(Records from a data collection)

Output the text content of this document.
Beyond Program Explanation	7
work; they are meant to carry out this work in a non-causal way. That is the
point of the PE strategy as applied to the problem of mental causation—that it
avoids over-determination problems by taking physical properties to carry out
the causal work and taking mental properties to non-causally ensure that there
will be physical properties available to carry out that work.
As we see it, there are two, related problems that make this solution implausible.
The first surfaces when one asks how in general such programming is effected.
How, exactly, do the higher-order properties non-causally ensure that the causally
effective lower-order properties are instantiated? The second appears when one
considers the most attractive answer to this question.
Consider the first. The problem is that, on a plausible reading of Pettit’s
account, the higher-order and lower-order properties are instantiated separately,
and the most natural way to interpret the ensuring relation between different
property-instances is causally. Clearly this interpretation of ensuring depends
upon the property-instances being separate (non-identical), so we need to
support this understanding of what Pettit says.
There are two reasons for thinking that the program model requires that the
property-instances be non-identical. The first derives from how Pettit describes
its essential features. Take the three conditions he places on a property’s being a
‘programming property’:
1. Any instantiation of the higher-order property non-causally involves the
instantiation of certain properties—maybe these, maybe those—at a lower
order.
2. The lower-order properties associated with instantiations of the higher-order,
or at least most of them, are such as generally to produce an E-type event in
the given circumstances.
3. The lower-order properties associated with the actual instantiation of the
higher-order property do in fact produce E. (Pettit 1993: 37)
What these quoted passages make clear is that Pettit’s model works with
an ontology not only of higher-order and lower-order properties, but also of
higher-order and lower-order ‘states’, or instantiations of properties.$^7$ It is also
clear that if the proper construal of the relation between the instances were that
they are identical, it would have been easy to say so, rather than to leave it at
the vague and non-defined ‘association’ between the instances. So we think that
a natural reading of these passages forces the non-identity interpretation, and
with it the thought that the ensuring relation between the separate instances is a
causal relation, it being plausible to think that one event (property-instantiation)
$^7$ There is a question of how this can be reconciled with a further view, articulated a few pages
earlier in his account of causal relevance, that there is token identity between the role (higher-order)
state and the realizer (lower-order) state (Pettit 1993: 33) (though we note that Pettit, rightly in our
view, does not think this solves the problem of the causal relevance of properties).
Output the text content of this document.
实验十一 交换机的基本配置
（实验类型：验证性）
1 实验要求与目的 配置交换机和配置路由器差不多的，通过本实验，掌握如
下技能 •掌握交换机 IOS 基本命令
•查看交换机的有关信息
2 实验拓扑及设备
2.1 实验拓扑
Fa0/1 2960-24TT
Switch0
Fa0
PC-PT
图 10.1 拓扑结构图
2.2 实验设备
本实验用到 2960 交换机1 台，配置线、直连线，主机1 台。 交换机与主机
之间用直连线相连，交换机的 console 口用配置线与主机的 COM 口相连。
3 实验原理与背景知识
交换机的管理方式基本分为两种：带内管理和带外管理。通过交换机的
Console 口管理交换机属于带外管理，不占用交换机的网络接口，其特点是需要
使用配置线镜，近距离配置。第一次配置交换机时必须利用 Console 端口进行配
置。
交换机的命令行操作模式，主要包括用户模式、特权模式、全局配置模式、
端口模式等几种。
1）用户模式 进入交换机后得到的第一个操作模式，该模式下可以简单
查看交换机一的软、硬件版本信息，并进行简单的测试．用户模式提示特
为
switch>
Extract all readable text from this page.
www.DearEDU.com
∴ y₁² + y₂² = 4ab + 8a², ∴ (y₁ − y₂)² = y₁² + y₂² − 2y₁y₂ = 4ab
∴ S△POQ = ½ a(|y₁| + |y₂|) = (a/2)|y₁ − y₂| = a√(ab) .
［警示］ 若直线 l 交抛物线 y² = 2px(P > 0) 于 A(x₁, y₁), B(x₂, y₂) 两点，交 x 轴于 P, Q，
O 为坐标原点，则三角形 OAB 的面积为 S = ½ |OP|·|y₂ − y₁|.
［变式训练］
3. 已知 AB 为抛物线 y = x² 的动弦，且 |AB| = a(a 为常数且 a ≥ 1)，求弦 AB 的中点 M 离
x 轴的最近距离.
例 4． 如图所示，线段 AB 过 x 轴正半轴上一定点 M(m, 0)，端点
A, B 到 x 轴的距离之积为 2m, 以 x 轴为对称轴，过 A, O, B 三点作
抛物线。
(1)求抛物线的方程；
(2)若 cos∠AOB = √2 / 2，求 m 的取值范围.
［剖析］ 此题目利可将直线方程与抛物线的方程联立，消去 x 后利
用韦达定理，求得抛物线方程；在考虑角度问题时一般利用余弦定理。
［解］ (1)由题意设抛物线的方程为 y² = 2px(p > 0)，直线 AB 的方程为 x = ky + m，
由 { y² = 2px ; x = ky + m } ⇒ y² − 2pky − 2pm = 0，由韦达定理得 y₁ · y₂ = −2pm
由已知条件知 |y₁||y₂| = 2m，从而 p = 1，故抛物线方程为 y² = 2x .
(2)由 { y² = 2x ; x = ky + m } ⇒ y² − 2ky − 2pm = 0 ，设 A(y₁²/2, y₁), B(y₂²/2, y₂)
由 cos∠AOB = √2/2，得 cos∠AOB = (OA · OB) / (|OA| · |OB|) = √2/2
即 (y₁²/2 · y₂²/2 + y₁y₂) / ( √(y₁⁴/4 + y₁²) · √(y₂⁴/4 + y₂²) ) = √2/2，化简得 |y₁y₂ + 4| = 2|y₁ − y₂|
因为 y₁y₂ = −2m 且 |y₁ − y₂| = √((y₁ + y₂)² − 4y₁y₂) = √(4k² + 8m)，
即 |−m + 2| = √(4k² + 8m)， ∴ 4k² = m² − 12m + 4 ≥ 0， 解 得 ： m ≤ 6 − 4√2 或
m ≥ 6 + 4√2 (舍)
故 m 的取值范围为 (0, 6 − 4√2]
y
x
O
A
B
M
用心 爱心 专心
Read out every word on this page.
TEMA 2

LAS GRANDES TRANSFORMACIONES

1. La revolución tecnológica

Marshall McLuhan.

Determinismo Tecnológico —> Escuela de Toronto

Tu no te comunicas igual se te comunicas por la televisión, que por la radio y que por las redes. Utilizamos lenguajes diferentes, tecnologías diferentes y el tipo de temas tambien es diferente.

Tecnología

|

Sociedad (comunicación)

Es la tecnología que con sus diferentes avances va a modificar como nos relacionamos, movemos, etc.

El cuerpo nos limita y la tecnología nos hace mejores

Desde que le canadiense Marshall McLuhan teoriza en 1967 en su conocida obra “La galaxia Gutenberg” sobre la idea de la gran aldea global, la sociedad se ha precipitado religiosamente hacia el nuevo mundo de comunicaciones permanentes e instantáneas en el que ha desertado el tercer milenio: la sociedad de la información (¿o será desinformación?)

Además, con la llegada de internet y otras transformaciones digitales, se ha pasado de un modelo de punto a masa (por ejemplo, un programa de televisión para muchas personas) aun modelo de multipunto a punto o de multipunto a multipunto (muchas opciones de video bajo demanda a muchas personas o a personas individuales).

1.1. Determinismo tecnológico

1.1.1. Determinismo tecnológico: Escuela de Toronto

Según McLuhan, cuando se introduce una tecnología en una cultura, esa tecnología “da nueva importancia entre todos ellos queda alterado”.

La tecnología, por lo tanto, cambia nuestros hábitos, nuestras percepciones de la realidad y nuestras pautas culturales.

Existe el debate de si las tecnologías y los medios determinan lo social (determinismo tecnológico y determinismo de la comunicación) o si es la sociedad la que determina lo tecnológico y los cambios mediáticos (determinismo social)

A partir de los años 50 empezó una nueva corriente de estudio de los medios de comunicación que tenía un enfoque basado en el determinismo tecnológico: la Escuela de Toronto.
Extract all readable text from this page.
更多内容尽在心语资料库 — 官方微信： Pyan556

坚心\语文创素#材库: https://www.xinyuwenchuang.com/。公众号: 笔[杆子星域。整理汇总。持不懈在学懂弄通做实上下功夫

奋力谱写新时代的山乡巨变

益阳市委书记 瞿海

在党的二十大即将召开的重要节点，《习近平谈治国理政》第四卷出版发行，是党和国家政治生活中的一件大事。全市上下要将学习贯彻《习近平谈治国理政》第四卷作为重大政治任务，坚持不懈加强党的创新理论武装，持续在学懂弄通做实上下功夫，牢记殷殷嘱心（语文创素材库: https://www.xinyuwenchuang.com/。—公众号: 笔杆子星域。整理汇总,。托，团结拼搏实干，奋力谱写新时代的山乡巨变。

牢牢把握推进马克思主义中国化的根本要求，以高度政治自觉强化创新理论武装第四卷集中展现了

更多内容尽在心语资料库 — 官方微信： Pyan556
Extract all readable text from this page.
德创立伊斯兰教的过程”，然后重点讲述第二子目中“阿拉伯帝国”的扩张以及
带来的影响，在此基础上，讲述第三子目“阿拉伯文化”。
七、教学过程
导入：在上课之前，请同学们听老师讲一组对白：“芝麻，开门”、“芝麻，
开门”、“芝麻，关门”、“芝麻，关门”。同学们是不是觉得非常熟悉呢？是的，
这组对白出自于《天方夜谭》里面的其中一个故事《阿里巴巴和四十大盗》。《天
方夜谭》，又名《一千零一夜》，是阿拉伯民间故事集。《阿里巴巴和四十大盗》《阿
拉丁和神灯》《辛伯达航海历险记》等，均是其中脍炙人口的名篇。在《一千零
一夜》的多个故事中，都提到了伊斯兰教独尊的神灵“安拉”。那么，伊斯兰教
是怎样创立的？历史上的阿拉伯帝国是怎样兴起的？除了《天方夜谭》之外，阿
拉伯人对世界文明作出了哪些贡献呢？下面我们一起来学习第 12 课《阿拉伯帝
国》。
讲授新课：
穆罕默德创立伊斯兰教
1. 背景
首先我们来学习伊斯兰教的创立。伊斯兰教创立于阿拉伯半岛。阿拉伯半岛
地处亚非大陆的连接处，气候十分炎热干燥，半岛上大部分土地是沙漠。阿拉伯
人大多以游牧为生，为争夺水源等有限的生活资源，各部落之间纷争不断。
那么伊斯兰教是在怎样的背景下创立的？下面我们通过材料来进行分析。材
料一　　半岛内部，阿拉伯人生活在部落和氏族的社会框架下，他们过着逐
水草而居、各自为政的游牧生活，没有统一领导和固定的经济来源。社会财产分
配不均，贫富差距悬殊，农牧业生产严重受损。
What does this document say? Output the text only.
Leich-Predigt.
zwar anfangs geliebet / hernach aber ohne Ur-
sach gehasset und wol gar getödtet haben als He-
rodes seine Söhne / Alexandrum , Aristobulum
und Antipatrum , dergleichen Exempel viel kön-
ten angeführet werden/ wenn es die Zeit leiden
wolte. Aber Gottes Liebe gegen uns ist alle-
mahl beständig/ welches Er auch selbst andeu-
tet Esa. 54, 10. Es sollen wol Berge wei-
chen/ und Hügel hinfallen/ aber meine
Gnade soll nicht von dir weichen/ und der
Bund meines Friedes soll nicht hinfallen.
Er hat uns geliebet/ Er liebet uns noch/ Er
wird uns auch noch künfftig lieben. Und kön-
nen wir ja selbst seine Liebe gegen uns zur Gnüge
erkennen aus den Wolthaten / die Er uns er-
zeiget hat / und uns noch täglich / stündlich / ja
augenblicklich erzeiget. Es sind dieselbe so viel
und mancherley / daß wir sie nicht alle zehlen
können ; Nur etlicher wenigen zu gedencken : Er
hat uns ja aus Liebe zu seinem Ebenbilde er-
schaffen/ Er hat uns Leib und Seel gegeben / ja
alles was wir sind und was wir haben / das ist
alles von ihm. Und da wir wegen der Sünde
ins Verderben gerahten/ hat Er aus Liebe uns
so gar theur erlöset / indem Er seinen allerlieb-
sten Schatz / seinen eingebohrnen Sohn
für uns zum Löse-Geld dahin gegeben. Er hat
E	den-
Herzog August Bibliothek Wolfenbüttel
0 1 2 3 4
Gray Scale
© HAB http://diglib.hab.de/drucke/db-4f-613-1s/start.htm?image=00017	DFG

→ **Task instructions**
Your task is to collect every line above that contains the word "gegeben".

→ **Response for this exercise**
schaffen/ Er hat uns Leib und Seel gegeben / ja
für uns zum Löse-Geld dahin gegeben. Er hat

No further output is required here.